## Exercise details:
Reproduce the listing below word for word, with no pictures.

## Items from a data source:

★ ★ ★

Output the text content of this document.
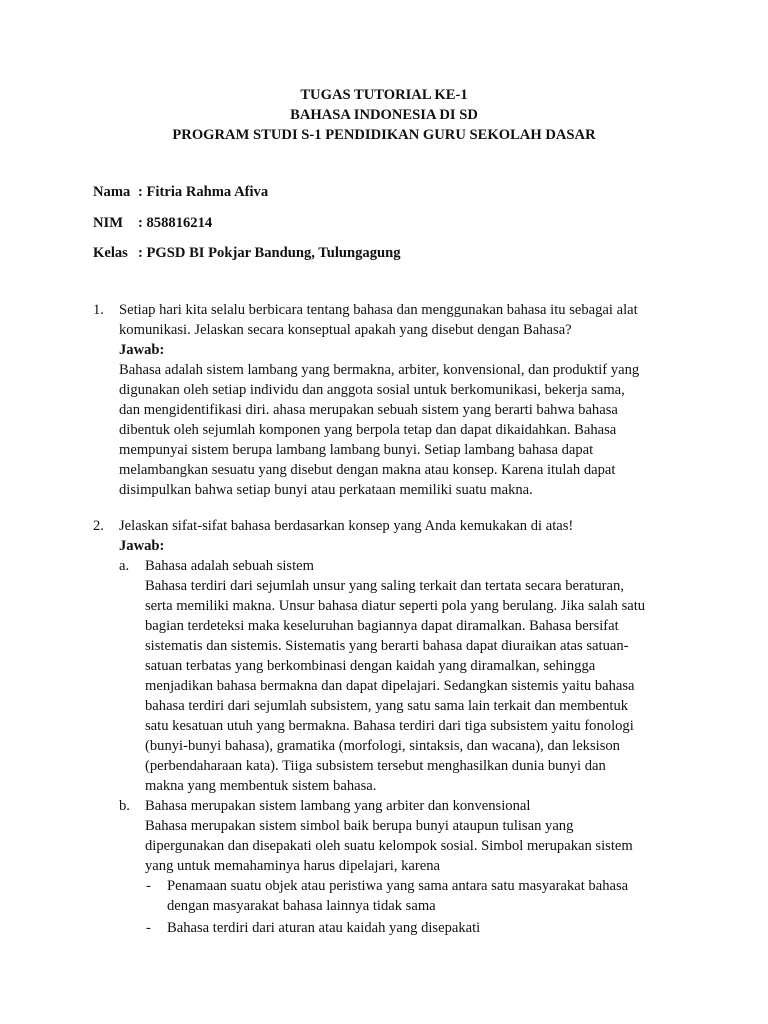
TUGAS TUTORIAL KE-1
BAHASA INDONESIA DI SD
PROGRAM STUDI S-1 PENDIDIKAN GURU SEKOLAH DASAR
Nama : Fitria Rahma Afiva
NIM : 858816214
Kelas : PGSD BI Pokjar Bandung, Tulungagung
1. Setiap hari kita selalu berbicara tentang bahasa dan menggunakan bahasa itu sebagai alat
komunikasi. Jelaskan secara konseptual apakah yang disebut dengan Bahasa?
Jawab:
Bahasa adalah sistem lambang yang bermakna, arbiter, konvensional, dan produktif yang
digunakan oleh setiap individu dan anggota sosial untuk berkomunikasi, bekerja sama,
dan mengidentifikasi diri. ahasa merupakan sebuah sistem yang berarti bahwa bahasa
dibentuk oleh sejumlah komponen yang berpola tetap dan dapat dikaidahkan. Bahasa
mempunyai sistem berupa lambang lambang bunyi. Setiap lambang bahasa dapat
melambangkan sesuatu yang disebut dengan makna atau konsep. Karena itulah dapat
disimpulkan bahwa setiap bunyi atau perkataan memiliki suatu makna.
2. Jelaskan sifat-sifat bahasa berdasarkan konsep yang Anda kemukakan di atas!
Jawab:
a. Bahasa adalah sebuah sistem
Bahasa terdiri dari sejumlah unsur yang saling terkait dan tertata secara beraturan,
serta memiliki makna. Unsur bahasa diatur seperti pola yang berulang. Jika salah satu
bagian terdeteksi maka keseluruhan bagiannya dapat diramalkan. Bahasa bersifat
sistematis dan sistemis. Sistematis yang berarti bahasa dapat diuraikan atas satuan-
satuan terbatas yang berkombinasi dengan kaidah yang diramalkan, sehingga
menjadikan bahasa bermakna dan dapat dipelajari. Sedangkan sistemis yaitu bahasa
bahasa terdiri dari sejumlah subsistem, yang satu sama lain terkait dan membentuk
satu kesatuan utuh yang bermakna. Bahasa terdiri dari tiga subsistem yaitu fonologi
(bunyi-bunyi bahasa), gramatika (morfologi, sintaksis, dan wacana), dan leksison
(perbendaharaan kata). Tiiga subsistem tersebut menghasilkan dunia bunyi dan
makna yang membentuk sistem bahasa.
b. Bahasa merupakan sistem lambang yang arbiter dan konvensional
Bahasa merupakan sistem simbol baik berupa bunyi ataupun tulisan yang
dipergunakan dan disepakati oleh suatu kelompok sosial. Simbol merupakan sistem
yang untuk memahaminya harus dipelajari, karena
- Penamaan suatu objek atau peristiwa yang sama antara satu masyarakat bahasa
dengan masyarakat bahasa lainnya tidak sama
- Bahasa terdiri dari aturan atau kaidah yang disepakati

★ ★ ★

## Correct answer:
Output the text content of this document.
TUGAS TUTORIAL KE-1
BAHASA INDONESIA DI SD
PROGRAM STUDI S-1 PENDIDIKAN GURU SEKOLAH DASAR
Nama : Fitria Rahma Afiva
NIM : 858816214
Kelas : PGSD BI Pokjar Bandung, Tulungagung
1. Setiap hari kita selalu berbicara tentang bahasa dan menggunakan bahasa itu sebagai alat
komunikasi. Jelaskan secara konseptual apakah yang disebut dengan Bahasa?
Jawab:
Bahasa adalah sistem lambang yang bermakna, arbiter, konvensional, dan produktif yang
digunakan oleh setiap individu dan anggota sosial untuk berkomunikasi, bekerja sama,
dan mengidentifikasi diri. ahasa merupakan sebuah sistem yang berarti bahwa bahasa
dibentuk oleh sejumlah komponen yang berpola tetap dan dapat dikaidahkan. Bahasa
mempunyai sistem berupa lambang lambang bunyi. Setiap lambang bahasa dapat
melambangkan sesuatu yang disebut dengan makna atau konsep. Karena itulah dapat
disimpulkan bahwa setiap bunyi atau perkataan memiliki suatu makna.
2. Jelaskan sifat-sifat bahasa berdasarkan konsep yang Anda kemukakan di atas!
Jawab:
a. Bahasa adalah sebuah sistem
Bahasa terdiri dari sejumlah unsur yang saling terkait dan tertata secara beraturan,
serta memiliki makna. Unsur bahasa diatur seperti pola yang berulang. Jika salah satu
bagian terdeteksi maka keseluruhan bagiannya dapat diramalkan. Bahasa bersifat
sistematis dan sistemis. Sistematis yang berarti bahasa dapat diuraikan atas satuan-
satuan terbatas yang berkombinasi dengan kaidah yang diramalkan, sehingga
menjadikan bahasa bermakna dan dapat dipelajari. Sedangkan sistemis yaitu bahasa
bahasa terdiri dari sejumlah subsistem, yang satu sama lain terkait dan membentuk
satu kesatuan utuh yang bermakna. Bahasa terdiri dari tiga subsistem yaitu fonologi
(bunyi-bunyi bahasa), gramatika (morfologi, sintaksis, dan wacana), dan leksison
(perbendaharaan kata). Tiiga subsistem tersebut menghasilkan dunia bunyi dan
makna yang membentuk sistem bahasa.
b. Bahasa merupakan sistem lambang yang arbiter dan konvensional
Bahasa merupakan sistem simbol baik berupa bunyi ataupun tulisan yang
dipergunakan dan disepakati oleh suatu kelompok sosial. Simbol merupakan sistem
yang untuk memahaminya harus dipelajari, karena
- Penamaan suatu objek atau peristiwa yang sama antara satu masyarakat bahasa
dengan masyarakat bahasa lainnya tidak sama
- Bahasa terdiri dari aturan atau kaidah yang disepakati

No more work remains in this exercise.